Stored data:
§

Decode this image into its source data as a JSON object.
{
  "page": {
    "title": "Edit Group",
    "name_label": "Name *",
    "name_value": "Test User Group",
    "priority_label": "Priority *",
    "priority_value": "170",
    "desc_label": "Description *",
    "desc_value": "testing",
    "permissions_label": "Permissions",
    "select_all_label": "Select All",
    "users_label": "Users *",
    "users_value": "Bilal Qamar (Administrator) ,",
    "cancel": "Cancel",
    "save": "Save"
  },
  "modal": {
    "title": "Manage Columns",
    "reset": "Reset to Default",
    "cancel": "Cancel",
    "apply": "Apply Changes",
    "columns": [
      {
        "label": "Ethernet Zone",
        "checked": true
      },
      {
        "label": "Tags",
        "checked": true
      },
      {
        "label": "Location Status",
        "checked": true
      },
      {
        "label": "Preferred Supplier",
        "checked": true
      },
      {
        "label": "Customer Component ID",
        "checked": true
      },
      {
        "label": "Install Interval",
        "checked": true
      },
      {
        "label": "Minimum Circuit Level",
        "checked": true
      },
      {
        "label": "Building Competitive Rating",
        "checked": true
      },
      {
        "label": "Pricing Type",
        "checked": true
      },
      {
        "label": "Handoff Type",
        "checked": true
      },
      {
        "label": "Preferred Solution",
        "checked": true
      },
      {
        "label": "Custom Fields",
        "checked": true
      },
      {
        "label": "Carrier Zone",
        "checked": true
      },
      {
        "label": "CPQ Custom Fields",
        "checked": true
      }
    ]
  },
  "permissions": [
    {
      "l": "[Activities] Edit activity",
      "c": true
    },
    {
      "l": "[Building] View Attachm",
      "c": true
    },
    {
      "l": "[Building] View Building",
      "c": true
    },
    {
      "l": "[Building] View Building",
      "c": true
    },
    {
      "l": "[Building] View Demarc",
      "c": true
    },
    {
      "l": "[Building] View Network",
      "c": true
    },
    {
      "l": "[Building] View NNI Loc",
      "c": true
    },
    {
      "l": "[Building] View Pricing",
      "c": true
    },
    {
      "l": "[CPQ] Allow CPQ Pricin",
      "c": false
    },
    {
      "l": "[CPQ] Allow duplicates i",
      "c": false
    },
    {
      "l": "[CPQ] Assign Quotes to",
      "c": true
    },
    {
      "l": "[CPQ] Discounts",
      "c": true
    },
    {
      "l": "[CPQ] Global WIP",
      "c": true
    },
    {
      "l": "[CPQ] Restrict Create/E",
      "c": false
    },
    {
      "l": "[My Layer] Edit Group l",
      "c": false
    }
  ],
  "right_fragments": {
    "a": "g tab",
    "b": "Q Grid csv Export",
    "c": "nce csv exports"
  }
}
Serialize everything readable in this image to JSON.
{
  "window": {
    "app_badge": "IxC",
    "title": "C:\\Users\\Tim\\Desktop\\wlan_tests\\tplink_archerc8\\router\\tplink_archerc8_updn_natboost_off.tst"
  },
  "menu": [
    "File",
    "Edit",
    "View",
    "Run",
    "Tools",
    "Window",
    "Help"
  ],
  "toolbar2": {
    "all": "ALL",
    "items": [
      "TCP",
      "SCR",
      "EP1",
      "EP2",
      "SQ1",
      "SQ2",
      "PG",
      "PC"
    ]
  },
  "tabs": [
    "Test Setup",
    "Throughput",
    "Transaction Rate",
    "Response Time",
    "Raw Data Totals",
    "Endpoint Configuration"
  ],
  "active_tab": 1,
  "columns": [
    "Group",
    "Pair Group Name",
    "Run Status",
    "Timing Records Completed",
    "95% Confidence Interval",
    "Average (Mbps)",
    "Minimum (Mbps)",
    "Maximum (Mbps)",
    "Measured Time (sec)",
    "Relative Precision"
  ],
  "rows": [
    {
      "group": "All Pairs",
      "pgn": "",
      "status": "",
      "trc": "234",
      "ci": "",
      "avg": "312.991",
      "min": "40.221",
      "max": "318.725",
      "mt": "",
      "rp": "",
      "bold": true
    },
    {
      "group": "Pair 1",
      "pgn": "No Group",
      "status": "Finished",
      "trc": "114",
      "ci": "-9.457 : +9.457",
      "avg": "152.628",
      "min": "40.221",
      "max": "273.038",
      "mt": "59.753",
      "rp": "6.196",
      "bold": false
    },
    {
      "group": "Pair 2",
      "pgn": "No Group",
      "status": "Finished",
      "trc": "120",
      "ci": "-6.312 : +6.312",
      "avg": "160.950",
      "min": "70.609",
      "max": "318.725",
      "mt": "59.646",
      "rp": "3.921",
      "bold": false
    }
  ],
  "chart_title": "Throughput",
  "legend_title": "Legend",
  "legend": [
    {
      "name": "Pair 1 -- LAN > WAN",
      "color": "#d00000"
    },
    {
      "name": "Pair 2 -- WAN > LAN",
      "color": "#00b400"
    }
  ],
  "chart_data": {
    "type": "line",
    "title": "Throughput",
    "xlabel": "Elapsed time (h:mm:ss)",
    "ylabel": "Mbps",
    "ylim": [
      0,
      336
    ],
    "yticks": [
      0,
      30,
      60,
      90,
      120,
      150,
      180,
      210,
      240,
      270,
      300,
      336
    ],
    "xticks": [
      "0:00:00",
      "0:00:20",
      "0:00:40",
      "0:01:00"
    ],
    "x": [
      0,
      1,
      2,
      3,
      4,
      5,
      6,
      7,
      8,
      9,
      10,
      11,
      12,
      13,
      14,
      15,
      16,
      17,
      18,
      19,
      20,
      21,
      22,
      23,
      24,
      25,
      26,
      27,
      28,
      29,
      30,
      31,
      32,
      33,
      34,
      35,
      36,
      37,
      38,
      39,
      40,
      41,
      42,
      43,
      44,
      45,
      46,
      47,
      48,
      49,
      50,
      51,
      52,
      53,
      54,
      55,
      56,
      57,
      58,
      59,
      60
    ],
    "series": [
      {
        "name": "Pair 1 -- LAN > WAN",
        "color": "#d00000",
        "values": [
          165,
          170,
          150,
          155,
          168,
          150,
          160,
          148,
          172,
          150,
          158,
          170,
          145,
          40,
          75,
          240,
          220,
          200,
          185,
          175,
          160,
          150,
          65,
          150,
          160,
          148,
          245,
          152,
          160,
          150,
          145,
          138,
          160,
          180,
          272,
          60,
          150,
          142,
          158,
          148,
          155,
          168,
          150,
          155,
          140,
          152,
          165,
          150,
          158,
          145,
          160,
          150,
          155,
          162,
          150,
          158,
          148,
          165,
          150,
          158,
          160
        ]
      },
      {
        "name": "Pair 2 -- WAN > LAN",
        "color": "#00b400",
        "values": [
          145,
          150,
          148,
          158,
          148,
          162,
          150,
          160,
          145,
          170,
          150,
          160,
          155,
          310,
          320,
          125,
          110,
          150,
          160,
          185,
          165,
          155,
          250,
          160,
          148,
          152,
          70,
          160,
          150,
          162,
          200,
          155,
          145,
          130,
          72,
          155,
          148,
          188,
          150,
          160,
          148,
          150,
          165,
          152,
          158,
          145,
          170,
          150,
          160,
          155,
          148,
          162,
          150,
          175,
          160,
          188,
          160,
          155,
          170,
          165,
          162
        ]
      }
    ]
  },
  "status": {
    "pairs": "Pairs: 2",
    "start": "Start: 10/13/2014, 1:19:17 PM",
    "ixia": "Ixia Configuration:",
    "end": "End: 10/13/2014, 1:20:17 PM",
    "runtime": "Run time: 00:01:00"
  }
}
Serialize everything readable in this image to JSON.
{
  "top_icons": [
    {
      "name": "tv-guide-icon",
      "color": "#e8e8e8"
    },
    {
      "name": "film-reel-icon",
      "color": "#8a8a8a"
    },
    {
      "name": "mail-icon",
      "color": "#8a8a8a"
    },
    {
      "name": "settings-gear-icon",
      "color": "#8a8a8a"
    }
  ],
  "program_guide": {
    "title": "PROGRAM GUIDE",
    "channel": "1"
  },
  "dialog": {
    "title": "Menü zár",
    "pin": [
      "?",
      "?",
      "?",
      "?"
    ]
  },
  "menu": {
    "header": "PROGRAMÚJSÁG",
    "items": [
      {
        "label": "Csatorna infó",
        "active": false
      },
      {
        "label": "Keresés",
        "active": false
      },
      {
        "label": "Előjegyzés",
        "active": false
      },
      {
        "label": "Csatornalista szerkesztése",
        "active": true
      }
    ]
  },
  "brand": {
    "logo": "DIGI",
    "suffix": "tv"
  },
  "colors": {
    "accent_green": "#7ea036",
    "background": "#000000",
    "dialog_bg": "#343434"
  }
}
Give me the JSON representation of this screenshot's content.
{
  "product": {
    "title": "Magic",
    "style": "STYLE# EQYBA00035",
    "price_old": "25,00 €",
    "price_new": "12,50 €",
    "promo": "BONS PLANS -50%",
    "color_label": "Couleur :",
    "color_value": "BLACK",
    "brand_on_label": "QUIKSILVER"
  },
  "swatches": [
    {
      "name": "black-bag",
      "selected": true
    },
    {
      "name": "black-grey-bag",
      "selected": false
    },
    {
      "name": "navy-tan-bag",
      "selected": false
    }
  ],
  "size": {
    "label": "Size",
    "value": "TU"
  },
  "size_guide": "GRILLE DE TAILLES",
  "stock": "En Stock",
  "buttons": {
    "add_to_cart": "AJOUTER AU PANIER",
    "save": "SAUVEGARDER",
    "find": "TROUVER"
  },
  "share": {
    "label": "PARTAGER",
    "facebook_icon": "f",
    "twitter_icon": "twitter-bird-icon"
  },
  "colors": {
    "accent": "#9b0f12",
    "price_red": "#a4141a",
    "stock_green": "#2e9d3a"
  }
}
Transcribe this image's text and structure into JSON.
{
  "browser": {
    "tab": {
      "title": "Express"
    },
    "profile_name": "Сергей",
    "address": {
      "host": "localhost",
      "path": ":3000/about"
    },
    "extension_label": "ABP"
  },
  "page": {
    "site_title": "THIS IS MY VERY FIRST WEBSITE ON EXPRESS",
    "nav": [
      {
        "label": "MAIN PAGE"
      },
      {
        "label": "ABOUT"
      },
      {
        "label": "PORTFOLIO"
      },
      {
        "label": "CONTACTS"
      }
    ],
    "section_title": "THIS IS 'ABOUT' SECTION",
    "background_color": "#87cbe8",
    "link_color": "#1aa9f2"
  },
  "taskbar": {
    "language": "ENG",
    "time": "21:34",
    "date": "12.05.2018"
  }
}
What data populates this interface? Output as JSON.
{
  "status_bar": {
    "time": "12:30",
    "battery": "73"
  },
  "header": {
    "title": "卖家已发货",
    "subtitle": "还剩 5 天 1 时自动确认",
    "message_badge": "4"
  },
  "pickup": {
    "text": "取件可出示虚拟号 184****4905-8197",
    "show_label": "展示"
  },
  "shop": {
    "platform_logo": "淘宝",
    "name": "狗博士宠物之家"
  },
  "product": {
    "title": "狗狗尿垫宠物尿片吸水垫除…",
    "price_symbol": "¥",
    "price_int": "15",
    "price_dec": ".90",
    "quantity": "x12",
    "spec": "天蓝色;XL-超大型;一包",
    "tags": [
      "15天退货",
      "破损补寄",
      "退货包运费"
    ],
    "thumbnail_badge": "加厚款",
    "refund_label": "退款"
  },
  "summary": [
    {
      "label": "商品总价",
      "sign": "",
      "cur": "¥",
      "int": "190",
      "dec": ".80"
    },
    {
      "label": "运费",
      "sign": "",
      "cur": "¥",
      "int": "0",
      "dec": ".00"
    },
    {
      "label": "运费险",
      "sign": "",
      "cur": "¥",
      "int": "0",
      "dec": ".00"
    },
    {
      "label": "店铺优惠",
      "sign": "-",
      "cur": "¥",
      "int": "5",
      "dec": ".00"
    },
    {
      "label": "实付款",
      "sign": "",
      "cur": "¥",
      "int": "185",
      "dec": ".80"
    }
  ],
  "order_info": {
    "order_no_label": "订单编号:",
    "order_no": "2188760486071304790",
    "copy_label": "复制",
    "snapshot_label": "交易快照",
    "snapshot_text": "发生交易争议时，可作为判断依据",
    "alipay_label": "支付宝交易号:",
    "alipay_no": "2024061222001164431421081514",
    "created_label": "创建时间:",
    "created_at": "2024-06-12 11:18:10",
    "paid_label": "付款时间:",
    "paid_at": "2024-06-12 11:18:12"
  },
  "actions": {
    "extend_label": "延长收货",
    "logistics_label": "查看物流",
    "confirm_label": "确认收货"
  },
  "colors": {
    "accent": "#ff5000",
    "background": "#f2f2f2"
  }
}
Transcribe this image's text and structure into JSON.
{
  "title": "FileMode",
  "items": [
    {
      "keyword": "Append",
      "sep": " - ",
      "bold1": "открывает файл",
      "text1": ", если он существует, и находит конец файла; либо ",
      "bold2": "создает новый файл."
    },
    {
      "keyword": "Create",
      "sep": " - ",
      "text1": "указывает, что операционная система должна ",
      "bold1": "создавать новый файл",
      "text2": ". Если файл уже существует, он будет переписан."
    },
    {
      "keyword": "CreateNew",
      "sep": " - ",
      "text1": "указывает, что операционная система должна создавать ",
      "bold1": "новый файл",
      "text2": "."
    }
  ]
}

§

Report how many lines of the records above contain the word "существует", and give only that number.

> The solution
2